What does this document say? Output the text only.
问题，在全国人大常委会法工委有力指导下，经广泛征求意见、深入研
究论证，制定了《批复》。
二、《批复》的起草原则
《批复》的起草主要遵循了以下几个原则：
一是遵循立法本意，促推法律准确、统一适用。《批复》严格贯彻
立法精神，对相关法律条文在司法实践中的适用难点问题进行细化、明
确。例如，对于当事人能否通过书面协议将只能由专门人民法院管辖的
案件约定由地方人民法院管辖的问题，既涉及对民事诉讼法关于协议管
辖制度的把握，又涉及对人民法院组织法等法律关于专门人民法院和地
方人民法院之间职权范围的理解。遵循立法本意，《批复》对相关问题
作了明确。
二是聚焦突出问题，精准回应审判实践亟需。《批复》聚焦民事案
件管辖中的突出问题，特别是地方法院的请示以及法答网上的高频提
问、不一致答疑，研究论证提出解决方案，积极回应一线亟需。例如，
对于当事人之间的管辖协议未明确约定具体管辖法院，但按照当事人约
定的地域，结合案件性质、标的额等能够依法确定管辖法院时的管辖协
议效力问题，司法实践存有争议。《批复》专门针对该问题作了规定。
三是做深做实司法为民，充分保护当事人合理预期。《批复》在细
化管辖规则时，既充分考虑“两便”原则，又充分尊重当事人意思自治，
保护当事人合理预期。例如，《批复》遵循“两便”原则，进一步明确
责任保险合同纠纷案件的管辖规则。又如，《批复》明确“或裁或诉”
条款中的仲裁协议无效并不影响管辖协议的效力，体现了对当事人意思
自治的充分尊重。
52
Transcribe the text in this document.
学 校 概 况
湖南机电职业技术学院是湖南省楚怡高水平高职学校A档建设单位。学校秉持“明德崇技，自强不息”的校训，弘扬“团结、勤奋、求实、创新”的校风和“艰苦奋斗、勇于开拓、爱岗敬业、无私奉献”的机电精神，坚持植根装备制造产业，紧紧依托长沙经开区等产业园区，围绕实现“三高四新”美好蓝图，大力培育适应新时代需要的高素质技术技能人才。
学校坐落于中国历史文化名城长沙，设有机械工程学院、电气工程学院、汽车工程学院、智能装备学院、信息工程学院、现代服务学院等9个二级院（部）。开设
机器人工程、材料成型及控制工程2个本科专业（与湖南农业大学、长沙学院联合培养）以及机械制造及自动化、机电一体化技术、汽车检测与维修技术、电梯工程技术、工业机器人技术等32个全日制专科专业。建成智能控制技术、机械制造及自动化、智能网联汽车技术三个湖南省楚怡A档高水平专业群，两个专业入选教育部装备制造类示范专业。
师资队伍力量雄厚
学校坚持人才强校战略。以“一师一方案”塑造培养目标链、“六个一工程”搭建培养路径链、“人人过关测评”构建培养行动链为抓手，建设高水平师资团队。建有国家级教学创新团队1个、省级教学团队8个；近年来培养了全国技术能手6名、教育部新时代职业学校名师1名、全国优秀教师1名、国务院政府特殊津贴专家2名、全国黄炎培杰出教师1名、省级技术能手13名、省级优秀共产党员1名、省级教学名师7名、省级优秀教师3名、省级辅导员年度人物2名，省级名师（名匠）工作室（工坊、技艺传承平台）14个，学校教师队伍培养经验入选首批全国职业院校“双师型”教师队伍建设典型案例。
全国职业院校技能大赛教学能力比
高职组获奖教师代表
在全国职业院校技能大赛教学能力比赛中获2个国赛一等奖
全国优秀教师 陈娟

━━━━━━━━━━━━━━━━━━━━

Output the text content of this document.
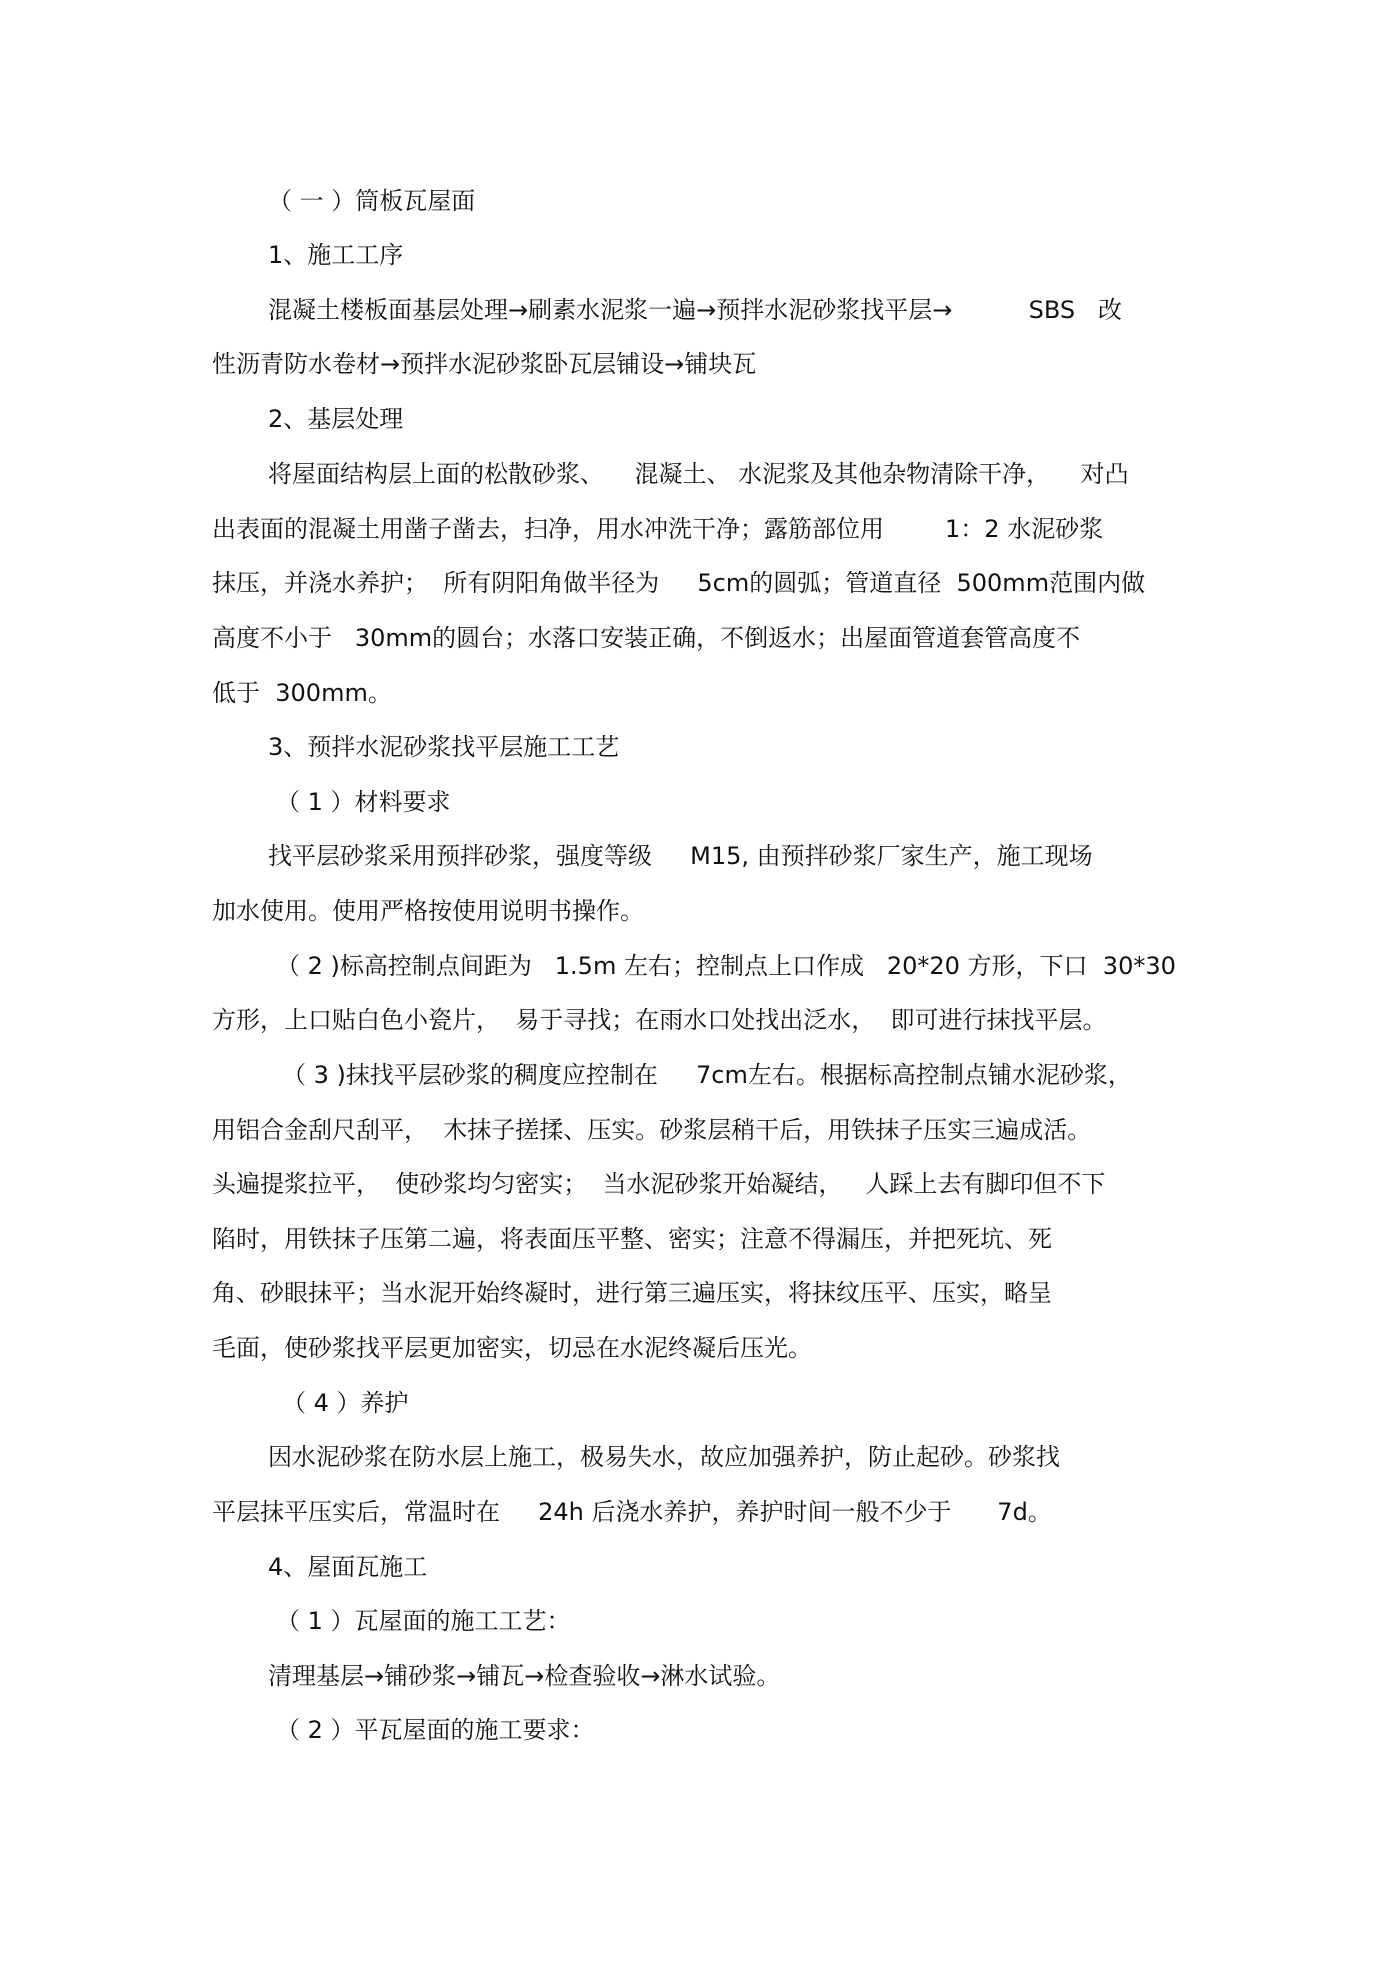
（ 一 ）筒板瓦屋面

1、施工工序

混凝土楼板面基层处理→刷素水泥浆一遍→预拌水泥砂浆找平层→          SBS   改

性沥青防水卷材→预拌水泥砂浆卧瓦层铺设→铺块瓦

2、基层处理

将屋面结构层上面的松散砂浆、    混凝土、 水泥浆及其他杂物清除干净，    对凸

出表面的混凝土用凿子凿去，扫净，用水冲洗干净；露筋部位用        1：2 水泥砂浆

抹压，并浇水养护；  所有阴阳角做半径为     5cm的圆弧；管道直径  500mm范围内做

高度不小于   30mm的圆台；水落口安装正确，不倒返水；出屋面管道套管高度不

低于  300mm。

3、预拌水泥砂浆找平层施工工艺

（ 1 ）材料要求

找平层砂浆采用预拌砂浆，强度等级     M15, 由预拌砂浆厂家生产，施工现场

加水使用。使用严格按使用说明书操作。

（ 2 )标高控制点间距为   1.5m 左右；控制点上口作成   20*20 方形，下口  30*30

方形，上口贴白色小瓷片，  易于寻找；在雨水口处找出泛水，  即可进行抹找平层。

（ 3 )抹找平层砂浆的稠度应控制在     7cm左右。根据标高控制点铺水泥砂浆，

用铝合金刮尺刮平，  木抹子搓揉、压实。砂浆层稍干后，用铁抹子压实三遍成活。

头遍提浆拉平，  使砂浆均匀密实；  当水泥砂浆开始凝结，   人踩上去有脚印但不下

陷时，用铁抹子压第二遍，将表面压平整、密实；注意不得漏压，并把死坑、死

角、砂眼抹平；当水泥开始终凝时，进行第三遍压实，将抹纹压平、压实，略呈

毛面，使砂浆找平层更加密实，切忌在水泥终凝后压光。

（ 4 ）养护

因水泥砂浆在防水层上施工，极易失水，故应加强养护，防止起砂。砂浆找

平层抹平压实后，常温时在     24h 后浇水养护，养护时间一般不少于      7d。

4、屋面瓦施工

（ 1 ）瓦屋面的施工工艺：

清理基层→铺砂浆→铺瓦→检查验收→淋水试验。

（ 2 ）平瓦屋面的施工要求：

━━━━━━━━━━━━━━━━━━━━

## WHAT IS REQUIRED
Above are some records. Count the lines among them with the word "document", and answer with the number only.

## CORRECT ANSWER
3